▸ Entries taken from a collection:
* Start *
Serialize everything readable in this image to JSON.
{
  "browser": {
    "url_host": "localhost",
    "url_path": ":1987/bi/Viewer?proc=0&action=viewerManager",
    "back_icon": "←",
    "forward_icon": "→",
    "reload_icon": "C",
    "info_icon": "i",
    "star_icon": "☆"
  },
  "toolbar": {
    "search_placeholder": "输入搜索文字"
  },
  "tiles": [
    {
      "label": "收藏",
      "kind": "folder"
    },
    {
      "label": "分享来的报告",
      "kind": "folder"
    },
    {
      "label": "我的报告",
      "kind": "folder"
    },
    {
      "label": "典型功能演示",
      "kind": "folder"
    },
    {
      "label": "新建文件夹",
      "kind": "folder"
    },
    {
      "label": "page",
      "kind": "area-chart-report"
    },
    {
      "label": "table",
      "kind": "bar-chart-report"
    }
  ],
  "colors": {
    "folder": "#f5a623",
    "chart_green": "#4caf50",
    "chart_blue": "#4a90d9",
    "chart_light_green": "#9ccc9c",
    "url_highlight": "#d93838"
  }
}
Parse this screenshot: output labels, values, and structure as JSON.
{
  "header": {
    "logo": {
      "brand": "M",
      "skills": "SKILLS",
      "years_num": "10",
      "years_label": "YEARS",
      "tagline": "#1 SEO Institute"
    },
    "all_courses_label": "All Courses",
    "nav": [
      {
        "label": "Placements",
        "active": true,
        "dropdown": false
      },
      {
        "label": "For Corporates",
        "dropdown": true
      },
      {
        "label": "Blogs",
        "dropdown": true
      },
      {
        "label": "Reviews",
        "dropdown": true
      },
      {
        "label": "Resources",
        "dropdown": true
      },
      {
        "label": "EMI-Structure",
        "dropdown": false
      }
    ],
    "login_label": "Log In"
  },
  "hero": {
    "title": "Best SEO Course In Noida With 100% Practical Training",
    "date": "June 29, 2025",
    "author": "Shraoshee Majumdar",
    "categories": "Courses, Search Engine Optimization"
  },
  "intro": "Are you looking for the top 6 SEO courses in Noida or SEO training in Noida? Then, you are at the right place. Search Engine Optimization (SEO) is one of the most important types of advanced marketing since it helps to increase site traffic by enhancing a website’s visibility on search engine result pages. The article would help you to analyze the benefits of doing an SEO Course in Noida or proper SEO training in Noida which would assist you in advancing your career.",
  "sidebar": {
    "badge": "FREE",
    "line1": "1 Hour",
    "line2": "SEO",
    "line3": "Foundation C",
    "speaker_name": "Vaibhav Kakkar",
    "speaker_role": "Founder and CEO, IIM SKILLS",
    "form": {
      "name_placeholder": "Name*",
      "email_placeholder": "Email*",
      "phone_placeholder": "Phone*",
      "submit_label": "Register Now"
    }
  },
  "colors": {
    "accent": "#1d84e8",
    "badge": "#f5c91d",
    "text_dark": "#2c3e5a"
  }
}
* End *
* Start *
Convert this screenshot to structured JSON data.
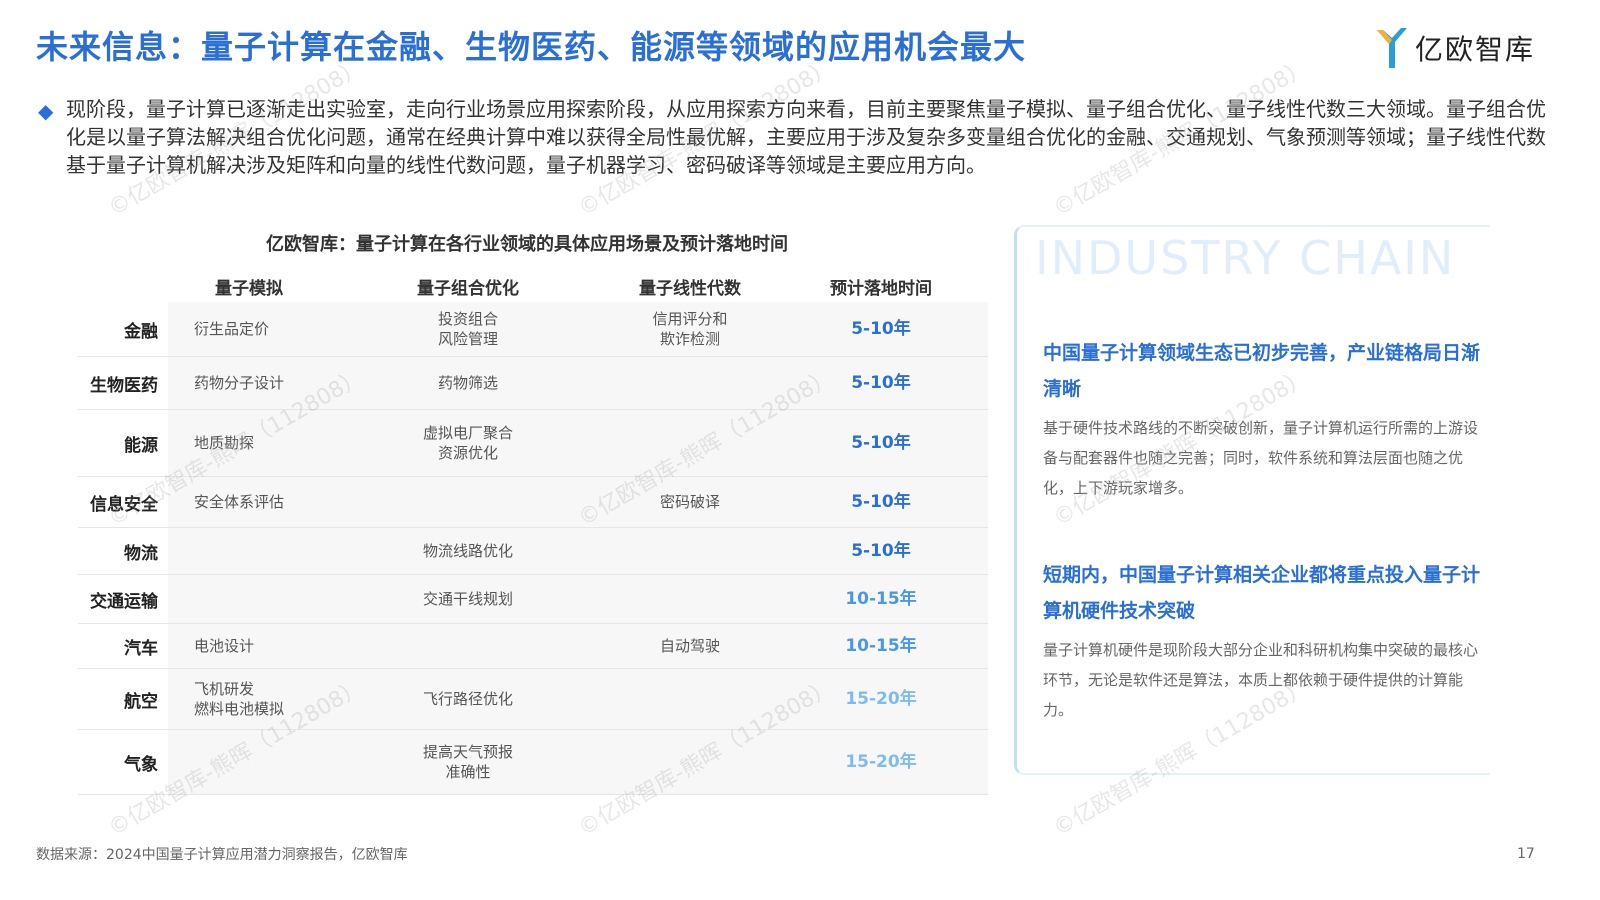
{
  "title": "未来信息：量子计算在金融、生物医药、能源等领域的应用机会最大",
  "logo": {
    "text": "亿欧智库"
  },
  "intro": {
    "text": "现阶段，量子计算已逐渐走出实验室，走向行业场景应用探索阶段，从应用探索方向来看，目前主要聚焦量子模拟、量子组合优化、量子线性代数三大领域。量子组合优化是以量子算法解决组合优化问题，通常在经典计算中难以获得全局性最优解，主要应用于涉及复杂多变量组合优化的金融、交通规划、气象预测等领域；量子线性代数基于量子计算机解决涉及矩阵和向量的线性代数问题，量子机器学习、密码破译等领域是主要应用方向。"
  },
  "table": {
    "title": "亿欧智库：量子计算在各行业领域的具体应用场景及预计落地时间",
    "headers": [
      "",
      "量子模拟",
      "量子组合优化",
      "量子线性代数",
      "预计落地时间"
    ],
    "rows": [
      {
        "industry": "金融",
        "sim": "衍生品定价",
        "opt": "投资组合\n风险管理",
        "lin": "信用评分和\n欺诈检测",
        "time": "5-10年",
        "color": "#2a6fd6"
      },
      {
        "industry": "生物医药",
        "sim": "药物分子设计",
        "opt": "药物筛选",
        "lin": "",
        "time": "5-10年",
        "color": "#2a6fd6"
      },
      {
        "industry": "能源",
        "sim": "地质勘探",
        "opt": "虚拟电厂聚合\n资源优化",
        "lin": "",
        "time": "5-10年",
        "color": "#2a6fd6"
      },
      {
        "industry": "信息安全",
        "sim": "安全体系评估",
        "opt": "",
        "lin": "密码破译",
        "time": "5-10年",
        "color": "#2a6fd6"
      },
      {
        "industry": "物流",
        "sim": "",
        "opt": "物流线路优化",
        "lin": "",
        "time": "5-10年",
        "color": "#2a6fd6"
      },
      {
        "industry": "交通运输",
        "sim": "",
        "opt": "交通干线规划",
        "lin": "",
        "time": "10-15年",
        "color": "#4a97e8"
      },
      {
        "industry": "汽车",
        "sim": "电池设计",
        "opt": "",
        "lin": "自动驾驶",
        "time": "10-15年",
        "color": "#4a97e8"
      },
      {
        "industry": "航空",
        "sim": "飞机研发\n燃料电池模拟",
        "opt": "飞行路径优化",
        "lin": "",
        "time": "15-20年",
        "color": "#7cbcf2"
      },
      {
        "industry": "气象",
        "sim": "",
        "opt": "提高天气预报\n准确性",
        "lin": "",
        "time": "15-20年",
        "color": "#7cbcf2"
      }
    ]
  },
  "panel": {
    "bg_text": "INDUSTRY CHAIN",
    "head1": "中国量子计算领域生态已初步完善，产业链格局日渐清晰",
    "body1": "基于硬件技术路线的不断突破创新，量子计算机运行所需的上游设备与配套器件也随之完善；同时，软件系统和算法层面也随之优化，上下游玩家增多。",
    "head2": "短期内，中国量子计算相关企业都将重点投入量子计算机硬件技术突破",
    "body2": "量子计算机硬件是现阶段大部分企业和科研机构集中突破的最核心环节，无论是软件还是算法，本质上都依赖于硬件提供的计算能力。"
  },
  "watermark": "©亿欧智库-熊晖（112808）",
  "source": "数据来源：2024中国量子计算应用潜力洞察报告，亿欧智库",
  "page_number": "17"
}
* End *
* Start *
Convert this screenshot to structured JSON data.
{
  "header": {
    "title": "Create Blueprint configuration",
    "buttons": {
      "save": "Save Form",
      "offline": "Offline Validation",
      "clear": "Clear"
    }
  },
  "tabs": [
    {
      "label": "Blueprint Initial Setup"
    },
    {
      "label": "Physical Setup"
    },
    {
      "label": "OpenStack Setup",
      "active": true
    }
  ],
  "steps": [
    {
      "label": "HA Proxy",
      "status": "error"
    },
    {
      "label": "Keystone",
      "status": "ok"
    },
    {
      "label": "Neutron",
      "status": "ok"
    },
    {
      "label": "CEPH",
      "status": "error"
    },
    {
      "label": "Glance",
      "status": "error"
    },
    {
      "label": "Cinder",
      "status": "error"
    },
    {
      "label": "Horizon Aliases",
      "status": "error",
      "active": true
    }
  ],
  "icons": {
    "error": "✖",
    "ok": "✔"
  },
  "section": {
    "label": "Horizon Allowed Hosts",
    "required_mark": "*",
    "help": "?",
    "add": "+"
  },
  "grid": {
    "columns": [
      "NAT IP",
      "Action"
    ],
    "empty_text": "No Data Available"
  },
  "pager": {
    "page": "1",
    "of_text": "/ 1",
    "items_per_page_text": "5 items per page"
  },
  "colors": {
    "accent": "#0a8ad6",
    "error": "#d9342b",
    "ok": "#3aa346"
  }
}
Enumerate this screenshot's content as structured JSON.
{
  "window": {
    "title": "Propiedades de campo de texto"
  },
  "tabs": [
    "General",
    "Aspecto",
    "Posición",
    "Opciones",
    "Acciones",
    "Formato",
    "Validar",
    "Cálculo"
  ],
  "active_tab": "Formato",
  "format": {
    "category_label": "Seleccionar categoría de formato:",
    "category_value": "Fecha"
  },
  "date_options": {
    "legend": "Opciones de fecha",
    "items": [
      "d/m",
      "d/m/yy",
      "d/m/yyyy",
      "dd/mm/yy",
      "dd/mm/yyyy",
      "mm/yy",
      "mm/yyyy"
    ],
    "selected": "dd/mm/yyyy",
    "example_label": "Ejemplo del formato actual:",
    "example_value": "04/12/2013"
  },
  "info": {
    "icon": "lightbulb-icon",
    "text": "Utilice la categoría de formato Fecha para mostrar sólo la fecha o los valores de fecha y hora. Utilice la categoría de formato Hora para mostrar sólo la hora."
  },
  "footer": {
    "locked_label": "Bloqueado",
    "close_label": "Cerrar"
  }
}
* End *
▸ To do: Filter the records, keeping only lines that contain "help", and show those lines.

▸ Result:
  "intro": "Are you looking for the top 6 SEO courses in Noida or SEO training in Noida? Then, you are at the right place. Search Engine Optimization (SEO) is one of the most important types of advanced marketing since it helps to increase site traffic by enhancing a website’s visibility on search engine result pages. The article would help you to analyze the benefits of doing an SEO Course in Noida or proper SEO training in Noida which would assist you in advancing your career.",
    "help": "?",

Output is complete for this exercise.